[Data items]
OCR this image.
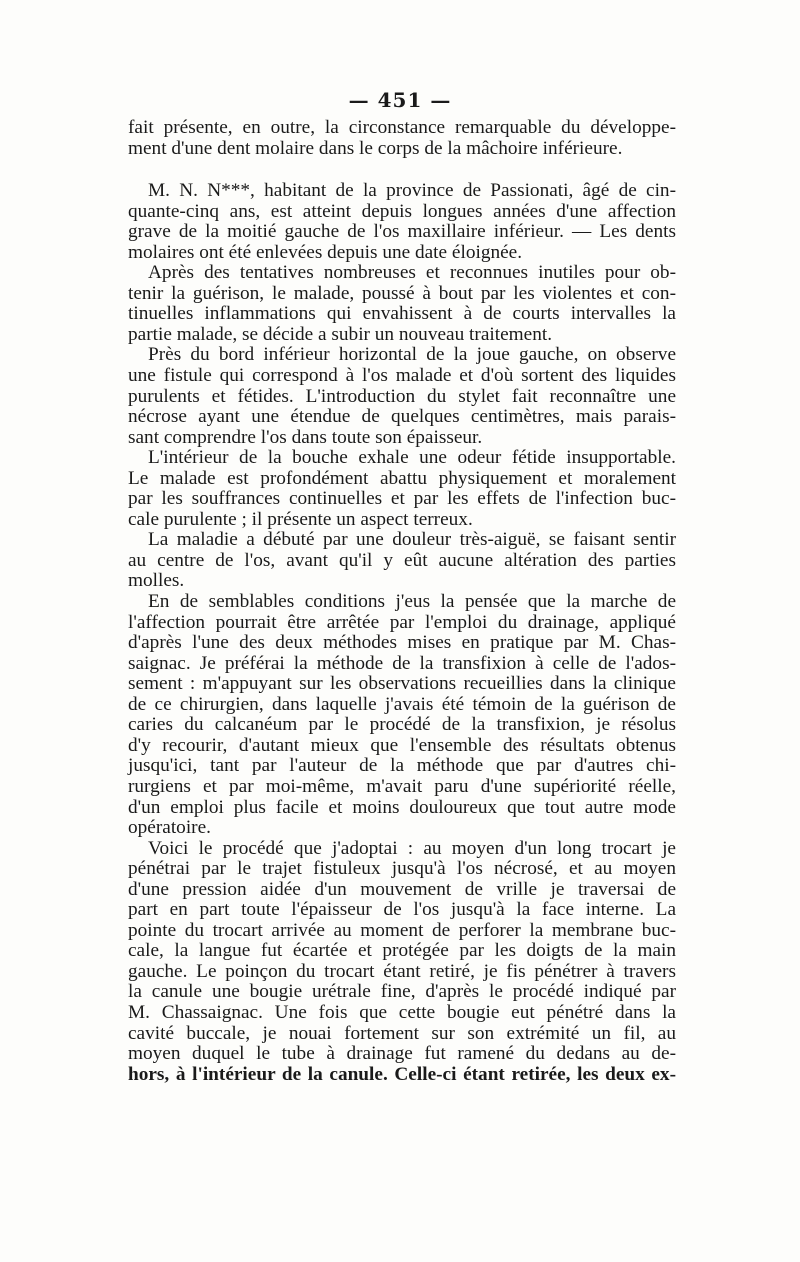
— 451 —
fait présente, en outre, la circonstance remarquable du développe-
ment d'une dent molaire dans le corps de la mâchoire inférieure.
M. N. N***, habitant de la province de Passionati, âgé de cin-
quante-cinq ans, est atteint depuis longues années d'une affection
grave de la moitié gauche de l'os maxillaire inférieur. — Les dents
molaires ont été enlevées depuis une date éloignée.
Après des tentatives nombreuses et reconnues inutiles pour ob-
tenir la guérison, le malade, poussé à bout par les violentes et con-
tinuelles inflammations qui envahissent à de courts intervalles la
partie malade, se décide a subir un nouveau traitement.
Près du bord inférieur horizontal de la joue gauche, on observe
une fistule qui correspond à l'os malade et d'où sortent des liquides
purulents et fétides. L'introduction du stylet fait reconnaître une
nécrose ayant une étendue de quelques centimètres, mais parais-
sant comprendre l'os dans toute son épaisseur.
L'intérieur de la bouche exhale une odeur fétide insupportable.
Le malade est profondément abattu physiquement et moralement
par les souffrances continuelles et par les effets de l'infection buc-
cale purulente ; il présente un aspect terreux.
La maladie a débuté par une douleur très-aiguë, se faisant sentir
au centre de l'os, avant qu'il y eût aucune altération des parties
molles.
En de semblables conditions j'eus la pensée que la marche de
l'affection pourrait être arrêtée par l'emploi du drainage, appliqué
d'après l'une des deux méthodes mises en pratique par M. Chas-
saignac. Je préférai la méthode de la transfixion à celle de l'ados-
sement : m'appuyant sur les observations recueillies dans la clinique
de ce chirurgien, dans laquelle j'avais été témoin de la guérison de
caries du calcanéum par le procédé de la transfixion, je résolus
d'y recourir, d'autant mieux que l'ensemble des résultats obtenus
jusqu'ici, tant par l'auteur de la méthode que par d'autres chi-
rurgiens et par moi-même, m'avait paru d'une supériorité réelle,
d'un emploi plus facile et moins douloureux que tout autre mode
opératoire.
Voici le procédé que j'adoptai : au moyen d'un long trocart je
pénétrai par le trajet fistuleux jusqu'à l'os nécrosé, et au moyen
d'une pression aidée d'un mouvement de vrille je traversai de
part en part toute l'épaisseur de l'os jusqu'à la face interne. La
pointe du trocart arrivée au moment de perforer la membrane buc-
cale, la langue fut écartée et protégée par les doigts de la main
gauche. Le poinçon du trocart étant retiré, je fis pénétrer à travers
la canule une bougie urétrale fine, d'après le procédé indiqué par
M. Chassaignac. Une fois que cette bougie eut pénétré dans la
cavité buccale, je nouai fortement sur son extrémité un fil, au
moyen duquel le tube à drainage fut ramené du dedans au de-
hors, à l'intérieur de la canule. Celle-ci étant retirée, les deux ex-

■ **Written exercise**
Check each line of these records for the string "bougie" and state only how many lines have it.

■ **Exercise result**
2